◆ **Objective**
Below are the records; locate each line with the word "AXIAL" and copy it.

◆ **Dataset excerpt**
---
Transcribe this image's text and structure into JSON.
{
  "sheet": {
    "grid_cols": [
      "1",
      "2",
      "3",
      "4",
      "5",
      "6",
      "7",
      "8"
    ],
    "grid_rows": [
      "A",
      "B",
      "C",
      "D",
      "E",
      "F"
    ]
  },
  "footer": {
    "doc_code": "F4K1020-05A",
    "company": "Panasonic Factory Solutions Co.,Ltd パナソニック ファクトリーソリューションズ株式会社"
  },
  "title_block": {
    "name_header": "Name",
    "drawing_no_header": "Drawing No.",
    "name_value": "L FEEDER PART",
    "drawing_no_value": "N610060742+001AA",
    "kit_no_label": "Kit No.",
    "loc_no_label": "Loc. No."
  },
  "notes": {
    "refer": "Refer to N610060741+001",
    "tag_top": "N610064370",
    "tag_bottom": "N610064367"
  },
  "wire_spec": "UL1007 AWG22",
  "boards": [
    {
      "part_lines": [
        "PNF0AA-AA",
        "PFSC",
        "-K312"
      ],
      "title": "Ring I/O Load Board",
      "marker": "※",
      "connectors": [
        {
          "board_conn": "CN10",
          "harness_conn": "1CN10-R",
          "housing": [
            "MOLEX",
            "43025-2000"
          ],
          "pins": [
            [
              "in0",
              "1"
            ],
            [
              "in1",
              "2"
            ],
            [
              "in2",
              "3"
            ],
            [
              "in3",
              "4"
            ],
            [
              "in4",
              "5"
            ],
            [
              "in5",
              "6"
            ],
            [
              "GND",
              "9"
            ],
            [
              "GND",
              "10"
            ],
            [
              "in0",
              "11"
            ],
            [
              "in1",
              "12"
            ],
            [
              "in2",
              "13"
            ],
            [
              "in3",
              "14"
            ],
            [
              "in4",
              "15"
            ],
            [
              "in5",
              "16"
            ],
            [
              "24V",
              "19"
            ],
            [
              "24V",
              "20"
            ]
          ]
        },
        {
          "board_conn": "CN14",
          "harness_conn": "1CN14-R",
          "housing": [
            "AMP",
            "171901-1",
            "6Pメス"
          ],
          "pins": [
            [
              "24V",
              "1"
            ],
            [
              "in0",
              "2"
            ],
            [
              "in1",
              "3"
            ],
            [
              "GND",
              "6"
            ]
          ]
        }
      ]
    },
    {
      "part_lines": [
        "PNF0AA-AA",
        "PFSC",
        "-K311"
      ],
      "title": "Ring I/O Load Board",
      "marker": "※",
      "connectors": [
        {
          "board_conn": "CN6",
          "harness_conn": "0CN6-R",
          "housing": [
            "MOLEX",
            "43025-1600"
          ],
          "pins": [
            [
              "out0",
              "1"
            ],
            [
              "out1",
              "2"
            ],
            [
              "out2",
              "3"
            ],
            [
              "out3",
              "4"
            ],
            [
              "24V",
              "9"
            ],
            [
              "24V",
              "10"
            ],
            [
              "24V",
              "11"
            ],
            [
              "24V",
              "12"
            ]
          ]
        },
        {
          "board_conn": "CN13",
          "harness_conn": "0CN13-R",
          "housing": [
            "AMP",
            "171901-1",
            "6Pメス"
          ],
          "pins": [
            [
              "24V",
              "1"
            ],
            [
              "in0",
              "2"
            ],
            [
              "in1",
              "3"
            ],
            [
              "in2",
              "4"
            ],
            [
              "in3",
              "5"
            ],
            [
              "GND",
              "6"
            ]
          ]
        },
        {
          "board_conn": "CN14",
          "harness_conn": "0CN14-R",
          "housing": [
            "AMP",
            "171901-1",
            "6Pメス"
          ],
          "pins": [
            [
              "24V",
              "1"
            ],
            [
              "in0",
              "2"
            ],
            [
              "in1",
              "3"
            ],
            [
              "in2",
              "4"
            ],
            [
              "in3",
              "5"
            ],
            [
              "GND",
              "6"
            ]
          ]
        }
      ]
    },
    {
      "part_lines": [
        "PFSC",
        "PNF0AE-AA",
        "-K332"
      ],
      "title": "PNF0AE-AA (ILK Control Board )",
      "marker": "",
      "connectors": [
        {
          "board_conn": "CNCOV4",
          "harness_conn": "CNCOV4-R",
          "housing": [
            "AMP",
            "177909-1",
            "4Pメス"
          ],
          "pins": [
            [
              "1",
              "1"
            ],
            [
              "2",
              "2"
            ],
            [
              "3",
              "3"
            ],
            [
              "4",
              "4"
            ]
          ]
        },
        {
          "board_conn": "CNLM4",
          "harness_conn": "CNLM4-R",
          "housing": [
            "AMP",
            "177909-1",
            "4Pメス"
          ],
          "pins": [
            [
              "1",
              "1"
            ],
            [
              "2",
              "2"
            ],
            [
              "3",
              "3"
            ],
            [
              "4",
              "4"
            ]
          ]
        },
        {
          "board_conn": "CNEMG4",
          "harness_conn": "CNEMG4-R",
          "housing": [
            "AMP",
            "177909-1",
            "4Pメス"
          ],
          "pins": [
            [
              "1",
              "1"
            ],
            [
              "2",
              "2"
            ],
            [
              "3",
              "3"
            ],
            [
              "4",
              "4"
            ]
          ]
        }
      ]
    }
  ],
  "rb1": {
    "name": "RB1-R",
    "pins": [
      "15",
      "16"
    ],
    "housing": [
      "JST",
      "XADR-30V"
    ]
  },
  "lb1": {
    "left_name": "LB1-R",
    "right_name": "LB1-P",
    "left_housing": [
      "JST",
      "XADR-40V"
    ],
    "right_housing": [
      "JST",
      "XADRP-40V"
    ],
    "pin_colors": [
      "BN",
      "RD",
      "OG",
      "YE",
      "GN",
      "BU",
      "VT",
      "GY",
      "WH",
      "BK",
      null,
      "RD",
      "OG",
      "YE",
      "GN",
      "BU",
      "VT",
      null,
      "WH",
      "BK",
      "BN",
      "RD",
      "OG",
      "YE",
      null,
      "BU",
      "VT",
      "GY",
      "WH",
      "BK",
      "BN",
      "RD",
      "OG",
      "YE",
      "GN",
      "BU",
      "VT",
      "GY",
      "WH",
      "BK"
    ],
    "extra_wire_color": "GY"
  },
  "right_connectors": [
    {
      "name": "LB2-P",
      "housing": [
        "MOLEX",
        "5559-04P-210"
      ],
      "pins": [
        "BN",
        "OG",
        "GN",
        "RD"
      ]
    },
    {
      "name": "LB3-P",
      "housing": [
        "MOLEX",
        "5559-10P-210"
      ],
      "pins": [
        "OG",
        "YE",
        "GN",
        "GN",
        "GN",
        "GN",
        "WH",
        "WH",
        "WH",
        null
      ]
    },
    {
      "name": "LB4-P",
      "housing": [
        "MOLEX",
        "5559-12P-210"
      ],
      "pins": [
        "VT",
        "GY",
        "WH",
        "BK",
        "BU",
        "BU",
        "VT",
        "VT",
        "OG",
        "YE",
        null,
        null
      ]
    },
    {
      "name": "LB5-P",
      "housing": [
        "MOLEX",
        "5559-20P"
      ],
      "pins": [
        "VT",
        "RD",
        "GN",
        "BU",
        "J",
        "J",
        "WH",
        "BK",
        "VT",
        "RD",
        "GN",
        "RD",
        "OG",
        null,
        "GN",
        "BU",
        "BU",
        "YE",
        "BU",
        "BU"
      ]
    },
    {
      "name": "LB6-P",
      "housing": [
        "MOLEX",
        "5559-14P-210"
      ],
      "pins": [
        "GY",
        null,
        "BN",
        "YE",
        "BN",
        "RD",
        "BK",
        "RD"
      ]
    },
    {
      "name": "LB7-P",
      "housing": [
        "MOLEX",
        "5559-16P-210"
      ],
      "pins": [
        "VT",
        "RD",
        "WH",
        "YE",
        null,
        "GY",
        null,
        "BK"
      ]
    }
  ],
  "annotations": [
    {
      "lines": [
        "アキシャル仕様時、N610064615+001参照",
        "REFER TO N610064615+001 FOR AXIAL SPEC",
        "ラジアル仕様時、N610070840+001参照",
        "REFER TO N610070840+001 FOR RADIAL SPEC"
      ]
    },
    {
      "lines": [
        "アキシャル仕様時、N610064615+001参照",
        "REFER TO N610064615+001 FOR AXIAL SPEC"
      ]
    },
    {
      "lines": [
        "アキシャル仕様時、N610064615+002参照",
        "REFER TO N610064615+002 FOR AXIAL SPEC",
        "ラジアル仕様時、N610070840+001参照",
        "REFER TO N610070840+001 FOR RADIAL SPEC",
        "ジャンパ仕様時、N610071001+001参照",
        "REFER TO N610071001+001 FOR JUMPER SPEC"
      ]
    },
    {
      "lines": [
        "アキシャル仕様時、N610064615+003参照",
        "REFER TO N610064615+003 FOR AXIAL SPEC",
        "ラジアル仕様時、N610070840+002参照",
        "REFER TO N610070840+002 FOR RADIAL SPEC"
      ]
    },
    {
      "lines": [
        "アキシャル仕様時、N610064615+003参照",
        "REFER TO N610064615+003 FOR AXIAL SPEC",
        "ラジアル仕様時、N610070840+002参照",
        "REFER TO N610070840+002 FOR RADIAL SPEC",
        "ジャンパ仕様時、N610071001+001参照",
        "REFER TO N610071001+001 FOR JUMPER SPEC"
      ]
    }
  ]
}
---
◆ **Exercise result**
        "REFER TO N610064615+001 FOR AXIAL SPEC",
        "REFER TO N610064615+001 FOR AXIAL SPEC"
        "REFER TO N610064615+002 FOR AXIAL SPEC",
        "REFER TO N610064615+003 FOR AXIAL SPEC",
        "REFER TO N610064615+003 FOR AXIAL SPEC",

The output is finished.